Texto de origen:
----------

El aborto y Monago, de Extremadura

En pleno franquismo, se reclamaba como solución a los males y práctica del buen gobierno el fin de la política, y de las ideolog&…

Forum Libertas

En pleno franquismo, se reclamaba como solución a los males y práctica del buen gobierno el fin de la política, y de las ideologías, como si el franquismo no fuera fruto de una de ellas y practicante de políticas en consonancia. Ahora el presidente de Extremadura, gracias al apoyo de los votos de IU, reclama la misma actitud ante leyes como la del aborto. Curiosa perversión de las ideas las suya. Estar a favor de la vida, de los derechos del que ha de nacer, del respeto al cuerpo de la madre, y del proceso natural de infantar, es ideología; pero convertir la muerte del no nacido en una simple cuestión de preferencia subjetiva, dejar la vida del dependiente en función del deseo del cuidador, permitir que las chicas aborten con catorce años sin conocimiento de los padres, y practicar la eugenesia radical que elimina a los que son distintos, imperfectos, esto es neutralidad ideológica. Es una mentalidad política y socialmente peligrosa la que razona en estos términos, porque niega toda posibilidad de acierto y de verdad a la que no sea su propia visión. No la discute, simplemente la elimina.

----------

Datos disponibles:
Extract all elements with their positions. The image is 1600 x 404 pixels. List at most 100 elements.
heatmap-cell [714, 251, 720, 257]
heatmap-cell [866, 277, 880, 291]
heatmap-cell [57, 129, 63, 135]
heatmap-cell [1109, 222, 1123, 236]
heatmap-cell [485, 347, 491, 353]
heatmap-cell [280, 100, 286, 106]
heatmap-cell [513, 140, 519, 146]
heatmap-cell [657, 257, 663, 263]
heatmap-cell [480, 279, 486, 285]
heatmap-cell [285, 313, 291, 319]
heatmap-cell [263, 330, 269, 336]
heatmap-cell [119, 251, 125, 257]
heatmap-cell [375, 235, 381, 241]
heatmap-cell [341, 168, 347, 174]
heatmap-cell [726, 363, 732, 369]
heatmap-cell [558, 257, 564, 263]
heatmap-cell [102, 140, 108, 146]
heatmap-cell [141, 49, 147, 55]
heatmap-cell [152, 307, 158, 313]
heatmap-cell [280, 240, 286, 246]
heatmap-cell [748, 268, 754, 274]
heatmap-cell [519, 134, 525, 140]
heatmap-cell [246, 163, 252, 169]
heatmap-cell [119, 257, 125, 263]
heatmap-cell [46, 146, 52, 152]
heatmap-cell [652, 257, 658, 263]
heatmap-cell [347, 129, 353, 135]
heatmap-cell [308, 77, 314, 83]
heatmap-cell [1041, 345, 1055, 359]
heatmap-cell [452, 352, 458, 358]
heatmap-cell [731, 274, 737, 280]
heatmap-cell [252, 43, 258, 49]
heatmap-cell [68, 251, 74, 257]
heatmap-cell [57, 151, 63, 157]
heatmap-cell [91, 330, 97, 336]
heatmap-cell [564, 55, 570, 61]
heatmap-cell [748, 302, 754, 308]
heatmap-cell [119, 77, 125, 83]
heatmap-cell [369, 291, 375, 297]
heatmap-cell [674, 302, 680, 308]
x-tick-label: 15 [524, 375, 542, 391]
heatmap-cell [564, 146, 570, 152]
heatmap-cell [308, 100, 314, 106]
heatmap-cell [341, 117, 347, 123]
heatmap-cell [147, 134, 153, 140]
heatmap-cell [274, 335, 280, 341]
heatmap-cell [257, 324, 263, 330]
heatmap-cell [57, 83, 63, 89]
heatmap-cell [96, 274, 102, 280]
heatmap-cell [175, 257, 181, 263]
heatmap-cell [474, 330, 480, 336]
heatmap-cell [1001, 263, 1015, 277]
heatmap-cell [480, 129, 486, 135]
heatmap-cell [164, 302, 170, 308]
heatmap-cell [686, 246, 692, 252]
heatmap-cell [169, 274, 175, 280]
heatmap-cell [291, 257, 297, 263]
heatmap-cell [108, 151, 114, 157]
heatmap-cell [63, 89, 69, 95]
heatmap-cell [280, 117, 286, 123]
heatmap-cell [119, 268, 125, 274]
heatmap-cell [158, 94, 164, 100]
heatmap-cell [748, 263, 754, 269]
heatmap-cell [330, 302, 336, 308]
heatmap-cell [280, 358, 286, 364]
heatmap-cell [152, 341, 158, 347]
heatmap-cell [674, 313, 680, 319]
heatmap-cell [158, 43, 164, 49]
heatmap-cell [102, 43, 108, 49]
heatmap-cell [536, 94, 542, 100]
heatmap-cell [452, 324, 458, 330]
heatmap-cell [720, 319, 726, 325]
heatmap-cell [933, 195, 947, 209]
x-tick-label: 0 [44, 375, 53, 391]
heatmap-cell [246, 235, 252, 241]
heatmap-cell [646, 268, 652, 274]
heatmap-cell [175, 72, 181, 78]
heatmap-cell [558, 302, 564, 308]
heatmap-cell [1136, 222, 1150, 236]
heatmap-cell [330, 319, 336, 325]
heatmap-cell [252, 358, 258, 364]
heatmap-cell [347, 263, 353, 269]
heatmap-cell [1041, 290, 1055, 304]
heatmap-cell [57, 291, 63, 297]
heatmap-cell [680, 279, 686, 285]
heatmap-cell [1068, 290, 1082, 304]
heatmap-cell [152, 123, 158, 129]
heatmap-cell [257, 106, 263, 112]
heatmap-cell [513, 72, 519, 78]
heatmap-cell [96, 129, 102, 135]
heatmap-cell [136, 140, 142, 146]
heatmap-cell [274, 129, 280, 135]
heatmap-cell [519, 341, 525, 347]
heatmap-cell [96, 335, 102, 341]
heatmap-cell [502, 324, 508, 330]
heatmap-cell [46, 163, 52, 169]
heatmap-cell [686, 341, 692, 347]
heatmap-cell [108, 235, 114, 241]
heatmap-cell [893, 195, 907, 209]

----------

Sobre el ejercicio:
Prosigue el artículo de opinión sobre el aborto y el presidente de Extremadura a partir de su última frase. Las líneas no tienen ningún papel en esto.

Respuesta:
Monago, político profesional, parece olvidar que la ley que se sacó de la manga Zapatero fue un invento suyo que no figuraba en el programa electoral, fruto de las presiones del negocio del aborto, ante lo sucedido con Morín y sus escándalos, que dicho sea de paso se extendió hasta su juicio en la audiencia de Barcelona porque los tentáculos de los señores del aborto llegan lejos. La ley que rompió el consenso político fue la de Zapatero, porque con la otra estaban de acuerdo todos, incluido el propio Aznar. Para unos era formalmente moderada, y para otros tenía una práctica que convertía a España en el paraíso del aborto… hasta que se consiguió de la mano de la querella de e-Cristianos que la justicia actuase. El discurso de Monago y su fin de las ideologías recuerda al franquismo, y su posición política lo muestra como un alineado con los inventos de Zapatero.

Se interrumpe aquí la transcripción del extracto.